Items listed in a dataset>

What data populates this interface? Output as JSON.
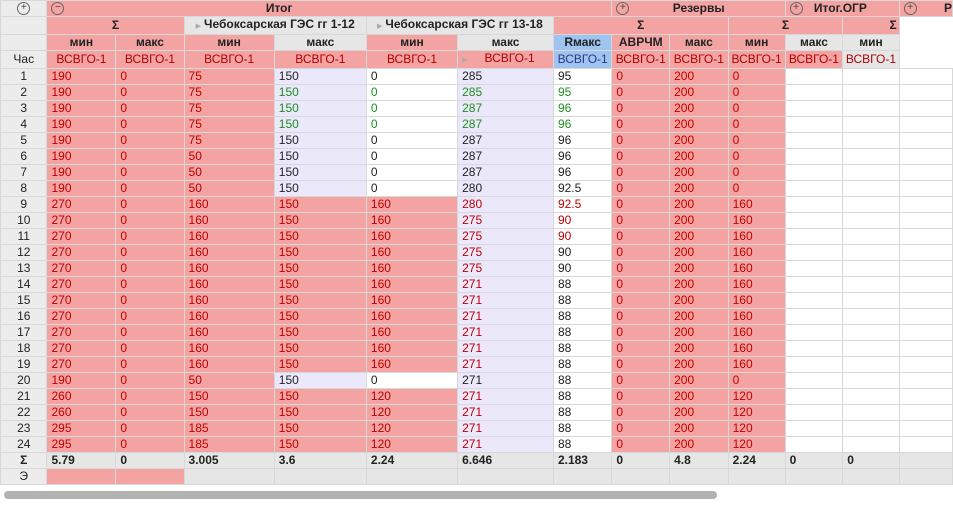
{
  "groups": {
    "itog": "Итог",
    "rezervy": "Резервы",
    "itog_ogr": "Итог.ОГР",
    "partial_p": "Р"
  },
  "subgroups": {
    "sigma1": "Σ",
    "cheb_1_12": "Чебоксарская ГЭС гг 1-12",
    "cheb_13_18": "Чебоксарская ГЭС гг 13-18",
    "sigma2": "Σ",
    "sigma3": "Σ"
  },
  "columns": [
    "мин",
    "макс",
    "мин",
    "макс",
    "мин",
    "макс",
    "Rмакс",
    "АВРЧМ",
    "макс",
    "мин",
    "макс",
    "мин"
  ],
  "row_header_label": "Час",
  "zone": "ВСВГО-1",
  "hours": [
    "1",
    "2",
    "3",
    "4",
    "5",
    "6",
    "7",
    "8",
    "9",
    "10",
    "11",
    "12",
    "13",
    "14",
    "15",
    "16",
    "17",
    "18",
    "19",
    "20",
    "21",
    "22",
    "23",
    "24"
  ],
  "rows": [
    [
      "190",
      "0",
      "75",
      "150",
      "0",
      "285",
      "95",
      "0",
      "200",
      "0",
      "",
      ""
    ],
    [
      "190",
      "0",
      "75",
      "150",
      "0",
      "285",
      "95",
      "0",
      "200",
      "0",
      "",
      ""
    ],
    [
      "190",
      "0",
      "75",
      "150",
      "0",
      "287",
      "96",
      "0",
      "200",
      "0",
      "",
      ""
    ],
    [
      "190",
      "0",
      "75",
      "150",
      "0",
      "287",
      "96",
      "0",
      "200",
      "0",
      "",
      ""
    ],
    [
      "190",
      "0",
      "75",
      "150",
      "0",
      "287",
      "96",
      "0",
      "200",
      "0",
      "",
      ""
    ],
    [
      "190",
      "0",
      "50",
      "150",
      "0",
      "287",
      "96",
      "0",
      "200",
      "0",
      "",
      ""
    ],
    [
      "190",
      "0",
      "50",
      "150",
      "0",
      "287",
      "96",
      "0",
      "200",
      "0",
      "",
      ""
    ],
    [
      "190",
      "0",
      "50",
      "150",
      "0",
      "280",
      "92.5",
      "0",
      "200",
      "0",
      "",
      ""
    ],
    [
      "270",
      "0",
      "160",
      "150",
      "160",
      "280",
      "92.5",
      "0",
      "200",
      "160",
      "",
      ""
    ],
    [
      "270",
      "0",
      "160",
      "150",
      "160",
      "275",
      "90",
      "0",
      "200",
      "160",
      "",
      ""
    ],
    [
      "270",
      "0",
      "160",
      "150",
      "160",
      "275",
      "90",
      "0",
      "200",
      "160",
      "",
      ""
    ],
    [
      "270",
      "0",
      "160",
      "150",
      "160",
      "275",
      "90",
      "0",
      "200",
      "160",
      "",
      ""
    ],
    [
      "270",
      "0",
      "160",
      "150",
      "160",
      "275",
      "90",
      "0",
      "200",
      "160",
      "",
      ""
    ],
    [
      "270",
      "0",
      "160",
      "150",
      "160",
      "271",
      "88",
      "0",
      "200",
      "160",
      "",
      ""
    ],
    [
      "270",
      "0",
      "160",
      "150",
      "160",
      "271",
      "88",
      "0",
      "200",
      "160",
      "",
      ""
    ],
    [
      "270",
      "0",
      "160",
      "150",
      "160",
      "271",
      "88",
      "0",
      "200",
      "160",
      "",
      ""
    ],
    [
      "270",
      "0",
      "160",
      "150",
      "160",
      "271",
      "88",
      "0",
      "200",
      "160",
      "",
      ""
    ],
    [
      "270",
      "0",
      "160",
      "150",
      "160",
      "271",
      "88",
      "0",
      "200",
      "160",
      "",
      ""
    ],
    [
      "270",
      "0",
      "160",
      "150",
      "160",
      "271",
      "88",
      "0",
      "200",
      "160",
      "",
      ""
    ],
    [
      "190",
      "0",
      "50",
      "150",
      "0",
      "271",
      "88",
      "0",
      "200",
      "0",
      "",
      ""
    ],
    [
      "260",
      "0",
      "150",
      "150",
      "120",
      "271",
      "88",
      "0",
      "200",
      "120",
      "",
      ""
    ],
    [
      "260",
      "0",
      "150",
      "150",
      "120",
      "271",
      "88",
      "0",
      "200",
      "120",
      "",
      ""
    ],
    [
      "295",
      "0",
      "185",
      "150",
      "120",
      "271",
      "88",
      "0",
      "200",
      "120",
      "",
      ""
    ],
    [
      "295",
      "0",
      "185",
      "150",
      "120",
      "271",
      "88",
      "0",
      "200",
      "120",
      "",
      ""
    ]
  ],
  "sum_label": "Σ",
  "sums": [
    "5.79",
    "0",
    "3.005",
    "3.6",
    "2.24",
    "6.646",
    "2.183",
    "0",
    "4.8",
    "2.24",
    "0",
    "0"
  ],
  "e_label": "Э",
  "colors": {
    "pink": "#f4a3a3",
    "lavender": "#ece8fb",
    "blue_header": "#9fc4ef",
    "red_text": "#c00000",
    "green_text": "#1f8f1f"
  }
}
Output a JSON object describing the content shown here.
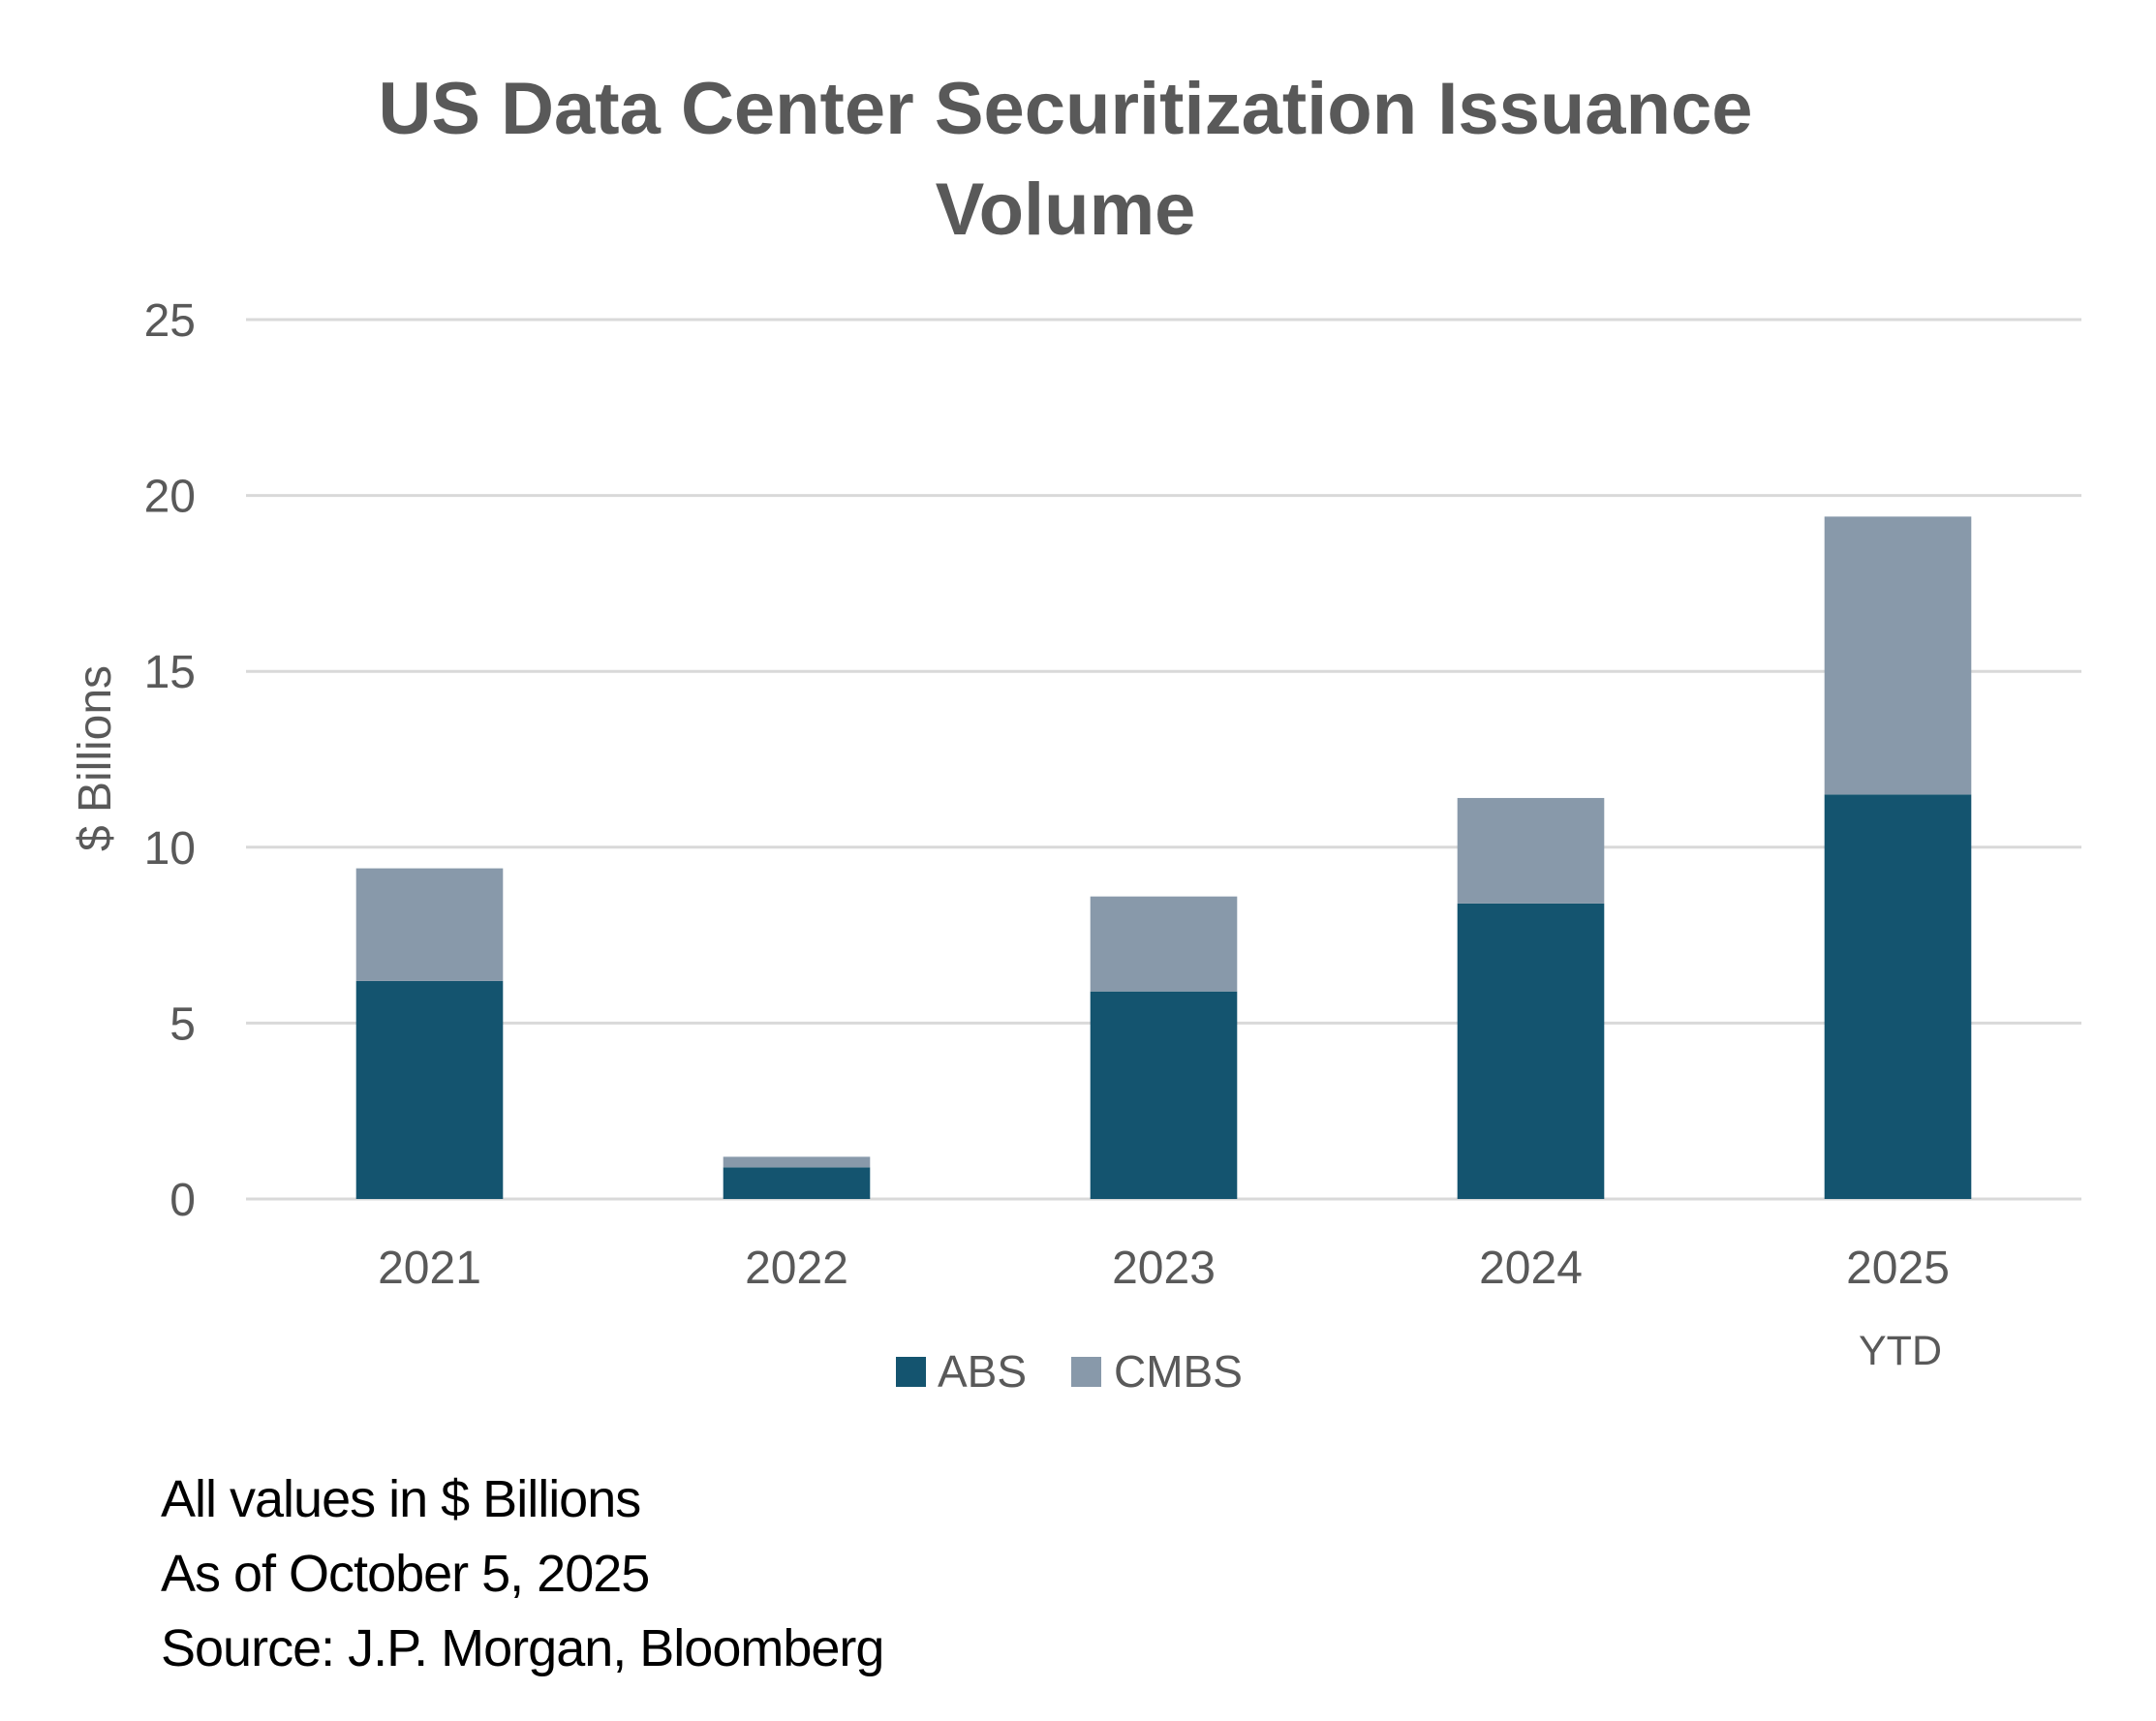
{
  "chart_data": {
    "type": "bar",
    "stacked": true,
    "title": "US Data Center Securitization Issuance Volume",
    "title_lines": [
      "US Data Center Securitization Issuance",
      "Volume"
    ],
    "xlabel": "",
    "ylabel": "$ Billions",
    "categories": [
      "2021",
      "2022",
      "2023",
      "2024",
      "2025"
    ],
    "category_annotations": [
      {
        "category": "2025",
        "text": "YTD"
      }
    ],
    "series": [
      {
        "name": "ABS",
        "color": "#14546f",
        "values": [
          6.2,
          0.9,
          5.9,
          8.4,
          11.5
        ]
      },
      {
        "name": "CMBS",
        "color": "#8899aa",
        "values": [
          3.2,
          0.3,
          2.7,
          3.0,
          7.9
        ]
      }
    ],
    "ylim": [
      0,
      25
    ],
    "yticks": [
      0,
      5,
      10,
      15,
      20,
      25
    ],
    "grid": true,
    "legend": {
      "position": "bottom",
      "entries": [
        "ABS",
        "CMBS"
      ]
    }
  },
  "footnotes": [
    "All values in $ Billions",
    "As of October 5, 2025",
    "Source: J.P. Morgan, Bloomberg"
  ]
}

WHAT TO PRODUCE> Choose all lines containing the string "JSON" and copy them out.

TASK RESPONSE>
What data populates this interface? Output as JSON.
Output a JSON object describing the content shown here.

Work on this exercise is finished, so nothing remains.